▶ **Written task**: Each line that holds the word "다이어트를" is to be identified and copied.
##### Working data #####
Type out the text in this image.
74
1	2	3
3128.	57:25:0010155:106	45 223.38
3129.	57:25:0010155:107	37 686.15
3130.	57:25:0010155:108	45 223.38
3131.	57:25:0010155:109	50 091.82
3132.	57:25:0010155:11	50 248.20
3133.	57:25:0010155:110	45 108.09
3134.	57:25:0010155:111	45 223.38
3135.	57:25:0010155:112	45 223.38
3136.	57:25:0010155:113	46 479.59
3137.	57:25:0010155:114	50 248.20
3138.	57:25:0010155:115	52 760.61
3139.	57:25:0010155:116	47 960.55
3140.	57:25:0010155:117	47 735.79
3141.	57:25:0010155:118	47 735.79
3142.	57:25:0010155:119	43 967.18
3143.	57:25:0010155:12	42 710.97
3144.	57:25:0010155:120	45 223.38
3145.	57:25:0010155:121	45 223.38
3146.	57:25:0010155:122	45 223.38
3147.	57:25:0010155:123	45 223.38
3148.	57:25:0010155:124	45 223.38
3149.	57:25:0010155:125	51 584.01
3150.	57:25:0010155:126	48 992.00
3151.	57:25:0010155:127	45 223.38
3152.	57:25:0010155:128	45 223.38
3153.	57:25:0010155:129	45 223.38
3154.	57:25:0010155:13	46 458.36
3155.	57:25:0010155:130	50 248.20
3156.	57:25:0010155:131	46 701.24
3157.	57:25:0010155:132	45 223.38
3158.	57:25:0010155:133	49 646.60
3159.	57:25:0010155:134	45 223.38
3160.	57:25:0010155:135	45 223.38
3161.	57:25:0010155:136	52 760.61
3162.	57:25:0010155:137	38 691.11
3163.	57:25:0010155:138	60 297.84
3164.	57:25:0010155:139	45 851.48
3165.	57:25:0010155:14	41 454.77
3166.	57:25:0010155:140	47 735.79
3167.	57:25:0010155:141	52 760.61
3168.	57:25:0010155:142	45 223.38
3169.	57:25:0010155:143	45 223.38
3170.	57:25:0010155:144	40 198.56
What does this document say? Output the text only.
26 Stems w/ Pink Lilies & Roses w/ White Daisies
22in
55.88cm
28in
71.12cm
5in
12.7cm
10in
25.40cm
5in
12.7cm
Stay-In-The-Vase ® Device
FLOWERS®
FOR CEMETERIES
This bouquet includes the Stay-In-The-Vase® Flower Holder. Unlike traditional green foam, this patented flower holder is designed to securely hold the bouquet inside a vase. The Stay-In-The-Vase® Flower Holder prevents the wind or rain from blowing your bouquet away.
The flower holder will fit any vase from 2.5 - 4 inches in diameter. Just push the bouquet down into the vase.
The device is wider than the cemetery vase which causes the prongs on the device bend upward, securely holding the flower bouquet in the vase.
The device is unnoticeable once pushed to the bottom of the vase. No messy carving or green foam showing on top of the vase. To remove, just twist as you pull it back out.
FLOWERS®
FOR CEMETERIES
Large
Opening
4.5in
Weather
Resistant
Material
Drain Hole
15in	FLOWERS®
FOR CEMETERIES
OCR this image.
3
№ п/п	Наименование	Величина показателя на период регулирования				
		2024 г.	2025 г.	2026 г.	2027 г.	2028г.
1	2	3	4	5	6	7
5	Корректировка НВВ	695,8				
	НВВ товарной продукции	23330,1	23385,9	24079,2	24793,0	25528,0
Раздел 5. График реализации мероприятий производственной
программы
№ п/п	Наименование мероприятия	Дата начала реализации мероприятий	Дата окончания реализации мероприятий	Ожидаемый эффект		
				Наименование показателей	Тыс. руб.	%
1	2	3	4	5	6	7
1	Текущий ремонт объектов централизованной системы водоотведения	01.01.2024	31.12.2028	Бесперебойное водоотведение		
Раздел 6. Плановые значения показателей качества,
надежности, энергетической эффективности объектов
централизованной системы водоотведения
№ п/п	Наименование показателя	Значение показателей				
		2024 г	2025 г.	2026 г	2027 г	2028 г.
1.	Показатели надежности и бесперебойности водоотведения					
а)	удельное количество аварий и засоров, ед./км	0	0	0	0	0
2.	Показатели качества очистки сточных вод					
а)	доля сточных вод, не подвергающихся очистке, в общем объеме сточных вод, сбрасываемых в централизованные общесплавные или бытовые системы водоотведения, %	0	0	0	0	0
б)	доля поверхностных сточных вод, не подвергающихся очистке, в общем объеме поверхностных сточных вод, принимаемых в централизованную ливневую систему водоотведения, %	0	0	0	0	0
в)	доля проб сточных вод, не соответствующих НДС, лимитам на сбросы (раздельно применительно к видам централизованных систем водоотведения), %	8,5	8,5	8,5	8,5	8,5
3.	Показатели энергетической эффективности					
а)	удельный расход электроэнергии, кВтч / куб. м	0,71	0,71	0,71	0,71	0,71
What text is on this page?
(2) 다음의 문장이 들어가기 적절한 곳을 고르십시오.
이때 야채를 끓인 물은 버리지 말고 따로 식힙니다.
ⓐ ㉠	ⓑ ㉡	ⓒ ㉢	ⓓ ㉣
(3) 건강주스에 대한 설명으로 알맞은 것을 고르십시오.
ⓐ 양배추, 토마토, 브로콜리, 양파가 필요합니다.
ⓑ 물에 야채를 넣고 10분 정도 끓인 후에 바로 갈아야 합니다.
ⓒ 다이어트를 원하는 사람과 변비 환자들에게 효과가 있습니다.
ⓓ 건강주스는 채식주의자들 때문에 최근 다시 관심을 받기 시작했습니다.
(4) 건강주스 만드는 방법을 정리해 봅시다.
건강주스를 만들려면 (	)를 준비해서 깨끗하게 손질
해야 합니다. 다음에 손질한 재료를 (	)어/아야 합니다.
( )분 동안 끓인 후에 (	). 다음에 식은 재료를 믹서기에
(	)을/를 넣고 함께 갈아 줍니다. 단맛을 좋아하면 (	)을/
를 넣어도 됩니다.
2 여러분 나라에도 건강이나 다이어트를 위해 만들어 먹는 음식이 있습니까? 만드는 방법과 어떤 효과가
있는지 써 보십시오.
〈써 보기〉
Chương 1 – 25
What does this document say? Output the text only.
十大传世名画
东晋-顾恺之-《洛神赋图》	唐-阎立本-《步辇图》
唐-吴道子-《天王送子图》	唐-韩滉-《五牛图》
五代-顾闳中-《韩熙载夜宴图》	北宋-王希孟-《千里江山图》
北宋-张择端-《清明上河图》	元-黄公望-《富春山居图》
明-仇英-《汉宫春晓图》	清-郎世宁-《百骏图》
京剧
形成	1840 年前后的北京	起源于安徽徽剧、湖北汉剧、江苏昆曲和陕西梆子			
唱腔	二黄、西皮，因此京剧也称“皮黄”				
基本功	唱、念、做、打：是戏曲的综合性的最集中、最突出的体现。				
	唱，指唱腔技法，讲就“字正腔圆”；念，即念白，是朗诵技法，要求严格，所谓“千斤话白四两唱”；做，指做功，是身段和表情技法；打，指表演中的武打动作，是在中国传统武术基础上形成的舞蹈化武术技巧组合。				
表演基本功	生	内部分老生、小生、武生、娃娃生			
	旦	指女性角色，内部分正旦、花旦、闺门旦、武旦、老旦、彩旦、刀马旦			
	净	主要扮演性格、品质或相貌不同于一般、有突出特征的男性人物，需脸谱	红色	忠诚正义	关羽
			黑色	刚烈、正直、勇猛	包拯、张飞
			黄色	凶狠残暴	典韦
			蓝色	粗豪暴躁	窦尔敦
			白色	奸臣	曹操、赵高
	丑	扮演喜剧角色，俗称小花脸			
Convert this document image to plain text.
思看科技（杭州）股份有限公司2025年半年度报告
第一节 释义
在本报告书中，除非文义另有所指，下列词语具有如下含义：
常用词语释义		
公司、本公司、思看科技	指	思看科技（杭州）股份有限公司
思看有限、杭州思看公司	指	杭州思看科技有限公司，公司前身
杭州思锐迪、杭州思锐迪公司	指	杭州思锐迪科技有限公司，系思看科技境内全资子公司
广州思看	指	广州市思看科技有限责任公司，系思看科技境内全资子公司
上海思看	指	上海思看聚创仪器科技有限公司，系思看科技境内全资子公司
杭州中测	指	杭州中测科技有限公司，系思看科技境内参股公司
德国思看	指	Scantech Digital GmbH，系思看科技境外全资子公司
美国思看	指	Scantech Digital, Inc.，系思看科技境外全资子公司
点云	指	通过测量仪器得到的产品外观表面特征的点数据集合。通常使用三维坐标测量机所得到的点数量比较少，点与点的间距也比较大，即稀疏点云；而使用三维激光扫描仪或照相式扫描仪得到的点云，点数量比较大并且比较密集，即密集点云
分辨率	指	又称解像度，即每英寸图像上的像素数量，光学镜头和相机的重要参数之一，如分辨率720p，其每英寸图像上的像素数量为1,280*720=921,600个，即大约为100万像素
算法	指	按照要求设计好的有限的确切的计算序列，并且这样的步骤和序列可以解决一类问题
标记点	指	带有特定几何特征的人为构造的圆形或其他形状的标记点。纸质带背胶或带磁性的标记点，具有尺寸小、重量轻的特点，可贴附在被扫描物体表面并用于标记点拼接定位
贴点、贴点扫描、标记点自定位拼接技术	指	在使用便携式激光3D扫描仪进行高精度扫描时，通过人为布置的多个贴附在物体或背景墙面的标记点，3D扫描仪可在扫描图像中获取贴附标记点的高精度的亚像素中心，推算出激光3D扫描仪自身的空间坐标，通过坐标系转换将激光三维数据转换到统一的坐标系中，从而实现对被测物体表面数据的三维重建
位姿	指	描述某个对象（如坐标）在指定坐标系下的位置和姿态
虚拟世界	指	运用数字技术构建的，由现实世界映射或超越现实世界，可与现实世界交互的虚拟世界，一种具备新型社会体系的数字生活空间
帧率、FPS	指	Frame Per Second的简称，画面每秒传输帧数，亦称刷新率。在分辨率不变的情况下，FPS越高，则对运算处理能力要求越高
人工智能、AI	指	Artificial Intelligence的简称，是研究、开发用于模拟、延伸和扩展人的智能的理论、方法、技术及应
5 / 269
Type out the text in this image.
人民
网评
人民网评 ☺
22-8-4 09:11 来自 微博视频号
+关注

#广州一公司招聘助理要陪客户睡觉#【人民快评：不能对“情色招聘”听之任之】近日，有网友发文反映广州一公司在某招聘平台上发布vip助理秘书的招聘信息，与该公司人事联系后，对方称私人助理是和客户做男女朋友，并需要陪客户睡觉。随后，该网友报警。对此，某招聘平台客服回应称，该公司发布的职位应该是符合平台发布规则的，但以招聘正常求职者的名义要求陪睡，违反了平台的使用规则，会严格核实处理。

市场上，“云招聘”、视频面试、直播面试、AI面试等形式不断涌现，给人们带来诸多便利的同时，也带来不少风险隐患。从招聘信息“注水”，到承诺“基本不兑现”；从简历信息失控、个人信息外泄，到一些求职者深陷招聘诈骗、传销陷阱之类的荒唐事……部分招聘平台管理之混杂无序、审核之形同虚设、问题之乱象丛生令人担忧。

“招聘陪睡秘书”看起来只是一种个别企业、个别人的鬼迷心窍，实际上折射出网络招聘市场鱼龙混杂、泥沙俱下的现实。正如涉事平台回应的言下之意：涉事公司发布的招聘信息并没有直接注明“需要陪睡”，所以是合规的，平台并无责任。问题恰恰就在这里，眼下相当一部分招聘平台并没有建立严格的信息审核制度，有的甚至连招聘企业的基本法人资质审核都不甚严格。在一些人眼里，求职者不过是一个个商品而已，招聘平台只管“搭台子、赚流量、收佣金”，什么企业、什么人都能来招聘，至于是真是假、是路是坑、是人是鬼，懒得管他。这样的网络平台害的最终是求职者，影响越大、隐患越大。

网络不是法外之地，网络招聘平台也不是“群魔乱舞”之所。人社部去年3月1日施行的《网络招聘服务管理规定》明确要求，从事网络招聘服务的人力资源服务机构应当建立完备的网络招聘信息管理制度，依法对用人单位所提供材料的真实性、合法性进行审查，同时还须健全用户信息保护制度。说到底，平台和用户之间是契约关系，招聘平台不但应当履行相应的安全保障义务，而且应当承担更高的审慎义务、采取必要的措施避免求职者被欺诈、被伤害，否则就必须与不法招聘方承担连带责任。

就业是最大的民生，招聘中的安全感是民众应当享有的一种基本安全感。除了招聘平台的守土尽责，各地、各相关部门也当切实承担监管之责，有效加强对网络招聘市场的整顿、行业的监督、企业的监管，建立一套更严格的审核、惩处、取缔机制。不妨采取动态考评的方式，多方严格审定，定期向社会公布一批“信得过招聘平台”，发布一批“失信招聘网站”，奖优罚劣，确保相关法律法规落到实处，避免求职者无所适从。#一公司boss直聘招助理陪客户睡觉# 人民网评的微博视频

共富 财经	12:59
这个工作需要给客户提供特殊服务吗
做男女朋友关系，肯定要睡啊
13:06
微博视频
#####
▶ **Result of this task**:
ⓒ 다이어트를 원하는 사람과 변비 환자들에게 효과가 있습니다.
2 여러분 나라에도 건강이나 다이어트를 위해 만들어 먹는 음식이 있습니까? 만드는 방법과 어떤 효과가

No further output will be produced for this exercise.